**EXERCISE GOAL:** Each line of the material must be returned exactly.

/---

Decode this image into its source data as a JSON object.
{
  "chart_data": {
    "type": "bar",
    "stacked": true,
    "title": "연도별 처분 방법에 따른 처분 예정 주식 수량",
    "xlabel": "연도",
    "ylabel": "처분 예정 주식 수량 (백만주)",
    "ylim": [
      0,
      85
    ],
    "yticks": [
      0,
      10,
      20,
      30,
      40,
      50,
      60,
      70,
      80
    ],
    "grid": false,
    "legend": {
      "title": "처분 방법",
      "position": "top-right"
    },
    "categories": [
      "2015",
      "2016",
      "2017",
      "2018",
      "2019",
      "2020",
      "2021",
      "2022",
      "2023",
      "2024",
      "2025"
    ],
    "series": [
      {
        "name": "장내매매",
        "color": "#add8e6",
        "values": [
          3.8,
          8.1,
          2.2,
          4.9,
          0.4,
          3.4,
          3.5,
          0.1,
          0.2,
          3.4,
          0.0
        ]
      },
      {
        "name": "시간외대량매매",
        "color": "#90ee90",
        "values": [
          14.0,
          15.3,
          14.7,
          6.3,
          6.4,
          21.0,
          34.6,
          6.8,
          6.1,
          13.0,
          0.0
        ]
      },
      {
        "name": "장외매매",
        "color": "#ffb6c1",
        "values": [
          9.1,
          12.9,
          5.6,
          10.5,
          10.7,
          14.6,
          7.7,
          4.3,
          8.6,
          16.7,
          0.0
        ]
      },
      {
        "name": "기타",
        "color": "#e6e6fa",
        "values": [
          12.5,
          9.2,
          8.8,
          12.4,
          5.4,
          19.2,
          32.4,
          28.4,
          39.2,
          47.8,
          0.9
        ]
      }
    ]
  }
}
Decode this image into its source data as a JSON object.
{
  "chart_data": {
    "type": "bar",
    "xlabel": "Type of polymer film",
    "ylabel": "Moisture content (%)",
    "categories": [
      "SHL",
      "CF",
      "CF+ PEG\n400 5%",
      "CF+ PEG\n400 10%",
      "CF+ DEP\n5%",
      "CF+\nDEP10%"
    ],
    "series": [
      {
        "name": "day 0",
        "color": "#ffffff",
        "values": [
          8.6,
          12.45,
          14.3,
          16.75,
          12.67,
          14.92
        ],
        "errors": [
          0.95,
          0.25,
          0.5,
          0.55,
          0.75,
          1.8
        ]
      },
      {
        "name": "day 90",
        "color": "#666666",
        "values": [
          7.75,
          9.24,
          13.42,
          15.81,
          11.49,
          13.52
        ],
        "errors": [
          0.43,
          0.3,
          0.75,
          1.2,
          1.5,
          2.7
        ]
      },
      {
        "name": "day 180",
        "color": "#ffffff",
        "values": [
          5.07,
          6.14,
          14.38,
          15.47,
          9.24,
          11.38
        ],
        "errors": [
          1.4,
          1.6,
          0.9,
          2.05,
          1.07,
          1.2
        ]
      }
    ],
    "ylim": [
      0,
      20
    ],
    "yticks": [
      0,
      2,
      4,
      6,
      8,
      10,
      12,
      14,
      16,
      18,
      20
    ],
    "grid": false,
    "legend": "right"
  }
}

\---

**CORRECT ANSWER:**
Decode this image into its source data as a JSON object.
{
  "chart_data": {
    "type": "bar",
    "stacked": true,
    "title": "연도별 처분 방법에 따른 처분 예정 주식 수량",
    "xlabel": "연도",
    "ylabel": "처분 예정 주식 수량 (백만주)",
    "ylim": [
      0,
      85
    ],
    "yticks": [
      0,
      10,
      20,
      30,
      40,
      50,
      60,
      70,
      80
    ],
    "grid": false,
    "legend": {
      "title": "처분 방법",
      "position": "top-right"
    },
    "categories": [
      "2015",
      "2016",
      "2017",
      "2018",
      "2019",
      "2020",
      "2021",
      "2022",
      "2023",
      "2024",
      "2025"
    ],
    "series": [
      {
        "name": "장내매매",
        "color": "#add8e6",
        "values": [
          3.8,
          8.1,
          2.2,
          4.9,
          0.4,
          3.4,
          3.5,
          0.1,
          0.2,
          3.4,
          0.0
        ]
      },
      {
        "name": "시간외대량매매",
        "color": "#90ee90",
        "values": [
          14.0,
          15.3,
          14.7,
          6.3,
          6.4,
          21.0,
          34.6,
          6.8,
          6.1,
          13.0,
          0.0
        ]
      },
      {
        "name": "장외매매",
        "color": "#ffb6c1",
        "values": [
          9.1,
          12.9,
          5.6,
          10.5,
          10.7,
          14.6,
          7.7,
          4.3,
          8.6,
          16.7,
          0.0
        ]
      },
      {
        "name": "기타",
        "color": "#e6e6fa",
        "values": [
          12.5,
          9.2,
          8.8,
          12.4,
          5.4,
          19.2,
          32.4,
          28.4,
          39.2,
          47.8,
          0.9
        ]
      }
    ]
  }
}
Decode this image into its source data as a JSON object.
{
  "chart_data": {
    "type": "bar",
    "xlabel": "Type of polymer film",
    "ylabel": "Moisture content (%)",
    "categories": [
      "SHL",
      "CF",
      "CF+ PEG\n400 5%",
      "CF+ PEG\n400 10%",
      "CF+ DEP\n5%",
      "CF+\nDEP10%"
    ],
    "series": [
      {
        "name": "day 0",
        "color": "#ffffff",
        "values": [
          8.6,
          12.45,
          14.3,
          16.75,
          12.67,
          14.92
        ],
        "errors": [
          0.95,
          0.25,
          0.5,
          0.55,
          0.75,
          1.8
        ]
      },
      {
        "name": "day 90",
        "color": "#666666",
        "values": [
          7.75,
          9.24,
          13.42,
          15.81,
          11.49,
          13.52
        ],
        "errors": [
          0.43,
          0.3,
          0.75,
          1.2,
          1.5,
          2.7
        ]
      },
      {
        "name": "day 180",
        "color": "#ffffff",
        "values": [
          5.07,
          6.14,
          14.38,
          15.47,
          9.24,
          11.38
        ],
        "errors": [
          1.4,
          1.6,
          0.9,
          2.05,
          1.07,
          1.2
        ]
      }
    ],
    "ylim": [
      0,
      20
    ],
    "yticks": [
      0,
      2,
      4,
      6,
      8,
      10,
      12,
      14,
      16,
      18,
      20
    ],
    "grid": false,
    "legend": "right"
  }
}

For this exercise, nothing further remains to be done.